§ TASK DESCRIPTION
The records that follow should be retyped word for word.

** Start of TASK INPUT **

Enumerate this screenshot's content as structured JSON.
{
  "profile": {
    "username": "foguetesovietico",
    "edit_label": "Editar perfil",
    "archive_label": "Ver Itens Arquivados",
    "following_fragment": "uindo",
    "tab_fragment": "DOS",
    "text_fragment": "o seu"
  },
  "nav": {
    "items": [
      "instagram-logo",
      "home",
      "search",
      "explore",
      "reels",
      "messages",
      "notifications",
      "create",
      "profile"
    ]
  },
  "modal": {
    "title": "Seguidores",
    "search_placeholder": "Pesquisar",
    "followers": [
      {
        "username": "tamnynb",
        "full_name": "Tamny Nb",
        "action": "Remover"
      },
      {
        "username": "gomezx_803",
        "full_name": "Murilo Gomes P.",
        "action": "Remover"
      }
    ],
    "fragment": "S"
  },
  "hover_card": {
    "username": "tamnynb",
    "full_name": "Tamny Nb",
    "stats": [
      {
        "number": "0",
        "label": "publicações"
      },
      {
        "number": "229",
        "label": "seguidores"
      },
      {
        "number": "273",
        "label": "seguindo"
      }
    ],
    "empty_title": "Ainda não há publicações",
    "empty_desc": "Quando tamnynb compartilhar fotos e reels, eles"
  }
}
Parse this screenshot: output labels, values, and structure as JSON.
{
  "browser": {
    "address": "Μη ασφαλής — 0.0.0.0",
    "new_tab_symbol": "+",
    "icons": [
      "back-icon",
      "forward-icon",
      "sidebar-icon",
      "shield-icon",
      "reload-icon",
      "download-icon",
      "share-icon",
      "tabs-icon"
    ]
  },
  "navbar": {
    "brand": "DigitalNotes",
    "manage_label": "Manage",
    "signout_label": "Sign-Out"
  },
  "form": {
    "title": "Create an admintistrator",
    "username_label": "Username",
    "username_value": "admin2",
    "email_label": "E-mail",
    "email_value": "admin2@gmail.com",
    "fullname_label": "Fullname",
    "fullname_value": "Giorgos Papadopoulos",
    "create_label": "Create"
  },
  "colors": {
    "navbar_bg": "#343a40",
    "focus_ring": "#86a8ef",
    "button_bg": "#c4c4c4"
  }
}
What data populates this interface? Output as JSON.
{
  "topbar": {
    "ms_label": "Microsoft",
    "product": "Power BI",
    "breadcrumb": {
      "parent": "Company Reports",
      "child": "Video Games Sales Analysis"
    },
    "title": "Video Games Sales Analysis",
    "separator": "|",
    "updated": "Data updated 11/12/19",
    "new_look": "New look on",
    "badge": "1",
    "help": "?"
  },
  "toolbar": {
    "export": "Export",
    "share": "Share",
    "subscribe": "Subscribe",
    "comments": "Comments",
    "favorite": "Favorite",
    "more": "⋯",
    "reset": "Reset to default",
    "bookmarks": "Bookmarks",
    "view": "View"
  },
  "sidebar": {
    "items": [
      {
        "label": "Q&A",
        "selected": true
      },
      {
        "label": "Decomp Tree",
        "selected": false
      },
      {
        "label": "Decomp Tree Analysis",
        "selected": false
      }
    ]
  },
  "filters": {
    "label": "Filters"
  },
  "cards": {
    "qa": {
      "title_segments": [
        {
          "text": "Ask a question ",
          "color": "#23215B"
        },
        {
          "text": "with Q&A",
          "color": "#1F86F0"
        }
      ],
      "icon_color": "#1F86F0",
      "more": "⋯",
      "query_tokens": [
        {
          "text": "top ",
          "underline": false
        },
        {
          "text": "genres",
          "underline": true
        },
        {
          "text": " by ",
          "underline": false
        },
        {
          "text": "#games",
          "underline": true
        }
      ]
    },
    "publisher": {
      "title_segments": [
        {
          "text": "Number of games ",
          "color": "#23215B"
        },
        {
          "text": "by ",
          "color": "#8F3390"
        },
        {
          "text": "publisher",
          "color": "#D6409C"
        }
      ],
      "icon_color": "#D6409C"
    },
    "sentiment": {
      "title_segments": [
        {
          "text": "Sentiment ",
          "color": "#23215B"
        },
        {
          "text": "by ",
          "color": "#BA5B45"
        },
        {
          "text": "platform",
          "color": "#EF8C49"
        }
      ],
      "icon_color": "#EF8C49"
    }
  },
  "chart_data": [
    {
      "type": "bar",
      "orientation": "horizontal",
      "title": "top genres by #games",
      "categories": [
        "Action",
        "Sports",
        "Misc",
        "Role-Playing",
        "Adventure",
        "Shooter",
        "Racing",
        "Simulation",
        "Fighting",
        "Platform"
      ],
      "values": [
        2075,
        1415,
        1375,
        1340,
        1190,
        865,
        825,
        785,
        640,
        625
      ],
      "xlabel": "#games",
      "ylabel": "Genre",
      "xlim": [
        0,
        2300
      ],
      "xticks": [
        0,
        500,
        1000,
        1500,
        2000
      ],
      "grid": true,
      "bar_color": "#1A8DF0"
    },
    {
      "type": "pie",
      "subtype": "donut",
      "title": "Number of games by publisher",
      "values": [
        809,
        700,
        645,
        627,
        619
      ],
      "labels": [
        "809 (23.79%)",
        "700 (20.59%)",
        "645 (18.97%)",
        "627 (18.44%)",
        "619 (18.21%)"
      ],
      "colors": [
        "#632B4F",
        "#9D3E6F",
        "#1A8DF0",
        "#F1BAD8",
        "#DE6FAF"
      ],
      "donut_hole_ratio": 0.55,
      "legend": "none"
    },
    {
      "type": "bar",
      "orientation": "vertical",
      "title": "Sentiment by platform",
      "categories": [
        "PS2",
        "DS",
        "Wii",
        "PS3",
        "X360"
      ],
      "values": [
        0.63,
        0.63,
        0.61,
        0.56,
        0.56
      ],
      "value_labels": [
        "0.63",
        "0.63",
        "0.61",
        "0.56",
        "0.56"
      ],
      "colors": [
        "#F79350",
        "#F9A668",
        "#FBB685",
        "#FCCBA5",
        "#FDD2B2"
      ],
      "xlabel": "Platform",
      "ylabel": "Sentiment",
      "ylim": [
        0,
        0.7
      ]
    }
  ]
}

** End of TASK INPUT **

§ EXERCISE RESPONSE
Enumerate this screenshot's content as structured JSON.
{
  "profile": {
    "username": "foguetesovietico",
    "edit_label": "Editar perfil",
    "archive_label": "Ver Itens Arquivados",
    "following_fragment": "uindo",
    "tab_fragment": "DOS",
    "text_fragment": "o seu"
  },
  "nav": {
    "items": [
      "instagram-logo",
      "home",
      "search",
      "explore",
      "reels",
      "messages",
      "notifications",
      "create",
      "profile"
    ]
  },
  "modal": {
    "title": "Seguidores",
    "search_placeholder": "Pesquisar",
    "followers": [
      {
        "username": "tamnynb",
        "full_name": "Tamny Nb",
        "action": "Remover"
      },
      {
        "username": "gomezx_803",
        "full_name": "Murilo Gomes P.",
        "action": "Remover"
      }
    ],
    "fragment": "S"
  },
  "hover_card": {
    "username": "tamnynb",
    "full_name": "Tamny Nb",
    "stats": [
      {
        "number": "0",
        "label": "publicações"
      },
      {
        "number": "229",
        "label": "seguidores"
      },
      {
        "number": "273",
        "label": "seguindo"
      }
    ],
    "empty_title": "Ainda não há publicações",
    "empty_desc": "Quando tamnynb compartilhar fotos e reels, eles"
  }
}
Parse this screenshot: output labels, values, and structure as JSON.
{
  "browser": {
    "address": "Μη ασφαλής — 0.0.0.0",
    "new_tab_symbol": "+",
    "icons": [
      "back-icon",
      "forward-icon",
      "sidebar-icon",
      "shield-icon",
      "reload-icon",
      "download-icon",
      "share-icon",
      "tabs-icon"
    ]
  },
  "navbar": {
    "brand": "DigitalNotes",
    "manage_label": "Manage",
    "signout_label": "Sign-Out"
  },
  "form": {
    "title": "Create an admintistrator",
    "username_label": "Username",
    "username_value": "admin2",
    "email_label": "E-mail",
    "email_value": "admin2@gmail.com",
    "fullname_label": "Fullname",
    "fullname_value": "Giorgos Papadopoulos",
    "create_label": "Create"
  },
  "colors": {
    "navbar_bg": "#343a40",
    "focus_ring": "#86a8ef",
    "button_bg": "#c4c4c4"
  }
}
What data populates this interface? Output as JSON.
{
  "topbar": {
    "ms_label": "Microsoft",
    "product": "Power BI",
    "breadcrumb": {
      "parent": "Company Reports",
      "child": "Video Games Sales Analysis"
    },
    "title": "Video Games Sales Analysis",
    "separator": "|",
    "updated": "Data updated 11/12/19",
    "new_look": "New look on",
    "badge": "1",
    "help": "?"
  },
  "toolbar": {
    "export": "Export",
    "share": "Share",
    "subscribe": "Subscribe",
    "comments": "Comments",
    "favorite": "Favorite",
    "more": "⋯",
    "reset": "Reset to default",
    "bookmarks": "Bookmarks",
    "view": "View"
  },
  "sidebar": {
    "items": [
      {
        "label": "Q&A",
        "selected": true
      },
      {
        "label": "Decomp Tree",
        "selected": false
      },
      {
        "label": "Decomp Tree Analysis",
        "selected": false
      }
    ]
  },
  "filters": {
    "label": "Filters"
  },
  "cards": {
    "qa": {
      "title_segments": [
        {
          "text": "Ask a question ",
          "color": "#23215B"
        },
        {
          "text": "with Q&A",
          "color": "#1F86F0"
        }
      ],
      "icon_color": "#1F86F0",
      "more": "⋯",
      "query_tokens": [
        {
          "text": "top ",
          "underline": false
        },
        {
          "text": "genres",
          "underline": true
        },
        {
          "text": " by ",
          "underline": false
        },
        {
          "text": "#games",
          "underline": true
        }
      ]
    },
    "publisher": {
      "title_segments": [
        {
          "text": "Number of games ",
          "color": "#23215B"
        },
        {
          "text": "by ",
          "color": "#8F3390"
        },
        {
          "text": "publisher",
          "color": "#D6409C"
        }
      ],
      "icon_color": "#D6409C"
    },
    "sentiment": {
      "title_segments": [
        {
          "text": "Sentiment ",
          "color": "#23215B"
        },
        {
          "text": "by ",
          "color": "#BA5B45"
        },
        {
          "text": "platform",
          "color": "#EF8C49"
        }
      ],
      "icon_color": "#EF8C49"
    }
  },
  "chart_data": [
    {
      "type": "bar",
      "orientation": "horizontal",
      "title": "top genres by #games",
      "categories": [
        "Action",
        "Sports",
        "Misc",
        "Role-Playing",
        "Adventure",
        "Shooter",
        "Racing",
        "Simulation",
        "Fighting",
        "Platform"
      ],
      "values": [
        2075,
        1415,
        1375,
        1340,
        1190,
        865,
        825,
        785,
        640,
        625
      ],
      "xlabel": "#games",
      "ylabel": "Genre",
      "xlim": [
        0,
        2300
      ],
      "xticks": [
        0,
        500,
        1000,
        1500,
        2000
      ],
      "grid": true,
      "bar_color": "#1A8DF0"
    },
    {
      "type": "pie",
      "subtype": "donut",
      "title": "Number of games by publisher",
      "values": [
        809,
        700,
        645,
        627,
        619
      ],
      "labels": [
        "809 (23.79%)",
        "700 (20.59%)",
        "645 (18.97%)",
        "627 (18.44%)",
        "619 (18.21%)"
      ],
      "colors": [
        "#632B4F",
        "#9D3E6F",
        "#1A8DF0",
        "#F1BAD8",
        "#DE6FAF"
      ],
      "donut_hole_ratio": 0.55,
      "legend": "none"
    },
    {
      "type": "bar",
      "orientation": "vertical",
      "title": "Sentiment by platform",
      "categories": [
        "PS2",
        "DS",
        "Wii",
        "PS3",
        "X360"
      ],
      "values": [
        0.63,
        0.63,
        0.61,
        0.56,
        0.56
      ],
      "value_labels": [
        "0.63",
        "0.63",
        "0.61",
        "0.56",
        "0.56"
      ],
      "colors": [
        "#F79350",
        "#F9A668",
        "#FBB685",
        "#FCCBA5",
        "#FDD2B2"
      ],
      "xlabel": "Platform",
      "ylabel": "Sentiment",
      "ylim": [
        0,
        0.7
      ]
    }
  ]
}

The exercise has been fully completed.